### Source passage

So my father tried to get the police on the phone,
but perhaps terrified by the rising tide
of armed extremism that had already claimed
the lives of so many Algerian officers,
they didn't even answer.
And that was when I went to the kitchen,
got out a paring knife,
and took up a position inside the entryway.
It was a ridiculous thing to do, really,
but I couldn't think of anything else,
and so there I stood.
When I look back now, I think
that that was the moment

that set me on the path was to writing a book
called "Your Fatwa Does Not Apply Here:
Untold Stories from the Fight
Against Muslim Fundamentalism."

The title comes from a Pakistani play.
I think it was actually that moment
that sent me on the journey
to interview 300 people of Muslim heritage
from nearly 30 countries,
from Afghanistan to Mali,
to find out how they fought fundamentalism
peacefully like my father did,
and how they coped with the attendant risks.
Luckily, back in June of 1993,
our unidentified visitor went away,
but other families were so much less lucky,
and that was the thought
that motivated my research.

In any case, someone would return
a few months later and leave a note
on Dad's kitchen table,
which simply said, "Consider yourself dead."
Subsequently, Algeria's
fundamentalist armed groups

would murder as many as 200,000 civilians
in what came to be known
as the dark decade of the 1990s,
including every single one
of the women that you see here.
In its harsh counterterrorist response,
the state resorted to torture
and to forced disappearances,
and as terrible as all of these events became,
the international community largely ignored them.
Finally, my father, an Algerian
peasant's son turned professor,

was forced to stop teaching at the university
and to flee his apartment,
but what I will never forget
about Mahfoud Bennoune, my dad,
was that like so many other Algerian intellectuals,
he refused to leave the country
and he continued to publish pointed criticisms,
both of the fundamentalists
and sometimes of the government they battled.
For example, in a November 1994 series
in the newspaper El Watan
entitled "How Fundamentalism
Produced a Terrorism without Precedent,"
he denounced what he called
the terrorists' radical break with the true Islam
as it was lived by our ancestors.
These were words that could get you killed.
My father's country taught me
in that dark decade of the 1990s that
the popular struggle against Muslim fundamentalism
is one of the most important
and overlooked human rights struggles
in the world.
This remains true today, nearly 20 years later.
You see, in every country
where you hear about armed jihadis
targeting civilians,
there are also unarmed people
defying those militants that you don't hear about,
and those people need our support to succeed.
In the West, it's often assumed
that Muslims generally condone terrorism.
Some on the right think this because they view
Muslim culture as inherently violent,
and some on the left imagine this
because they view Muslim violence,
fundamentalist violence,
solely as a product of legitimate grievances.
But both views are dead wrong.
In fact, many people of Muslim heritage
around the world are staunch opponents
both of fundamentalism and of terrorism,
and often for very good reason.

######
### Given data

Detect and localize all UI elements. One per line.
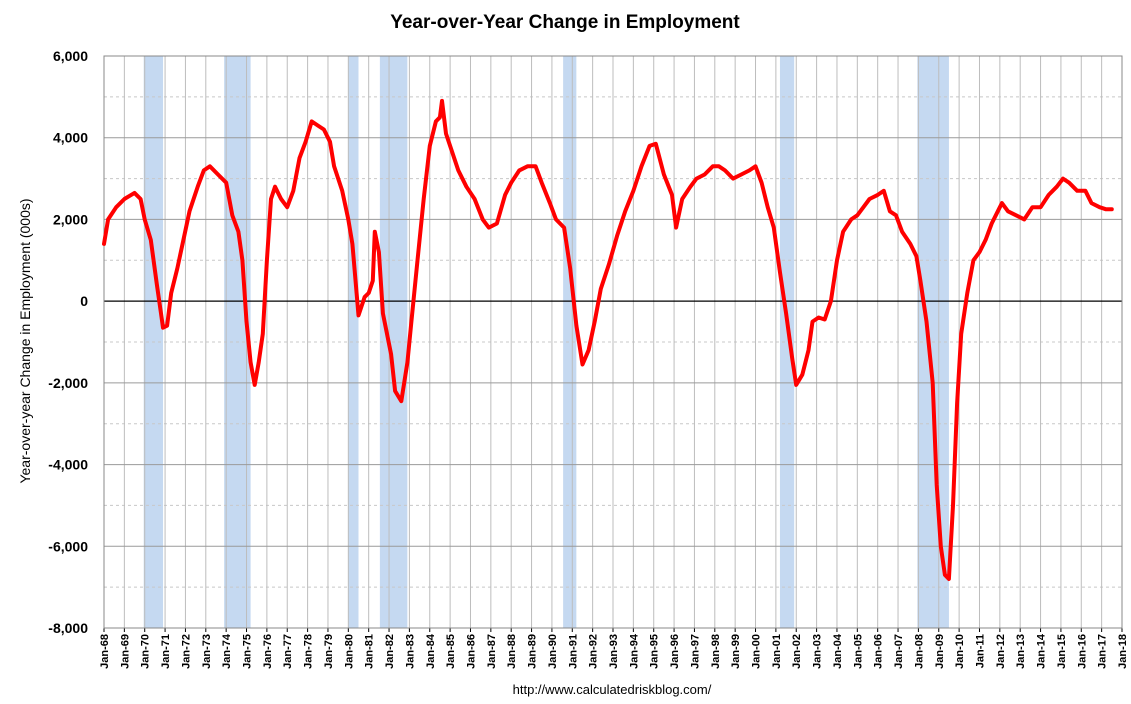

######

Task brief - Could you continue the talk about Algeria's struggle against Muslim fundamentalism from its final sentence?

Exercise result -
You see, they're much more likely to be victims
of this violence than its perpetrators.
Let me just give you one example.
According to a 2009 survey
of Arabic language media resources,
between 2004 and 2008,
no more than 15 percent of al Qaeda's victims
were Westerners.
That's a terrible toll, but the vast majority
were people of Muslim heritage,
killed by Muslim fundamentalists.
Now I've been talking for the last five minutes
about fundamentalism, and you have a right to know
exactly what I mean.
I cite the definition given by the Algerian sociologist
Marieme Helie Lucas,
and she says that fundamentalisms,
note the "s," so within all of the world's
great religious traditions,
"fundamentalisms are political
movements of the extreme right

which in a context of globalization
manipulate religion in order to achieve
their political aims."
Sadia Abbas has called this the radical politicization
of theology.
Now I want to avoid projecting the notion
that there's sort of a monolith out there
called Muslim fundamentalism
that is the same everywhere,

because these movements
also have their diversities.

Some use and advocate violence.
Some do not, though they're often interrelated.
They take different forms.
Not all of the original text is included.